PROBLEM STATEMENT: Repeat the lines that follow, leaving nothing out.

ENTRIES SHOWN:
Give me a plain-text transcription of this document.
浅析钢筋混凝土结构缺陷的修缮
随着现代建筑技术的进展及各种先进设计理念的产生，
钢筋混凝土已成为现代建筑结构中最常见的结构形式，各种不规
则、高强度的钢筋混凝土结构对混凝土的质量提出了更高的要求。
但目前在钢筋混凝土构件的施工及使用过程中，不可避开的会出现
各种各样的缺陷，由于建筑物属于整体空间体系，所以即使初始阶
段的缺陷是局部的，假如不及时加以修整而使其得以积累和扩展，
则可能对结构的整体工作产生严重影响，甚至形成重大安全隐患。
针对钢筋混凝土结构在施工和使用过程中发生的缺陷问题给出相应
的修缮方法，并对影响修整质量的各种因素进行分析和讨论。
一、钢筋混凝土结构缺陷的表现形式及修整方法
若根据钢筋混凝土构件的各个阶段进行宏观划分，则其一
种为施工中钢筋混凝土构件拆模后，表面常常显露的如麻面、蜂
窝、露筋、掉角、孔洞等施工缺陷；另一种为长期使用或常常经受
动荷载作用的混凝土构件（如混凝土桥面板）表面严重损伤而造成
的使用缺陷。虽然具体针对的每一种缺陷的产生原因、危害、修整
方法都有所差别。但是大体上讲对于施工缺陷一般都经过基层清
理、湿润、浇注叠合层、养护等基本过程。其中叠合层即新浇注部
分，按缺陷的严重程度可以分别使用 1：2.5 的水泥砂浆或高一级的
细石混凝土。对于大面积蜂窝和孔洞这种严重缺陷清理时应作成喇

EXERCISE RESPONSE:
Give me a plain-text transcription of this document.
浅析钢筋混凝土结构缺陷的修缮
随着现代建筑技术的进展及各种先进设计理念的产生，
钢筋混凝土已成为现代建筑结构中最常见的结构形式，各种不规
则、高强度的钢筋混凝土结构对混凝土的质量提出了更高的要求。
但目前在钢筋混凝土构件的施工及使用过程中，不可避开的会出现
各种各样的缺陷，由于建筑物属于整体空间体系，所以即使初始阶
段的缺陷是局部的，假如不及时加以修整而使其得以积累和扩展，
则可能对结构的整体工作产生严重影响，甚至形成重大安全隐患。
针对钢筋混凝土结构在施工和使用过程中发生的缺陷问题给出相应
的修缮方法，并对影响修整质量的各种因素进行分析和讨论。
一、钢筋混凝土结构缺陷的表现形式及修整方法
若根据钢筋混凝土构件的各个阶段进行宏观划分，则其一
种为施工中钢筋混凝土构件拆模后，表面常常显露的如麻面、蜂
窝、露筋、掉角、孔洞等施工缺陷；另一种为长期使用或常常经受
动荷载作用的混凝土构件（如混凝土桥面板）表面严重损伤而造成
的使用缺陷。虽然具体针对的每一种缺陷的产生原因、危害、修整
方法都有所差别。但是大体上讲对于施工缺陷一般都经过基层清
理、湿润、浇注叠合层、养护等基本过程。其中叠合层即新浇注部
分，按缺陷的严重程度可以分别使用 1：2.5 的水泥砂浆或高一级的
细石混凝土。对于大面积蜂窝和孔洞这种严重缺陷清理时应作成喇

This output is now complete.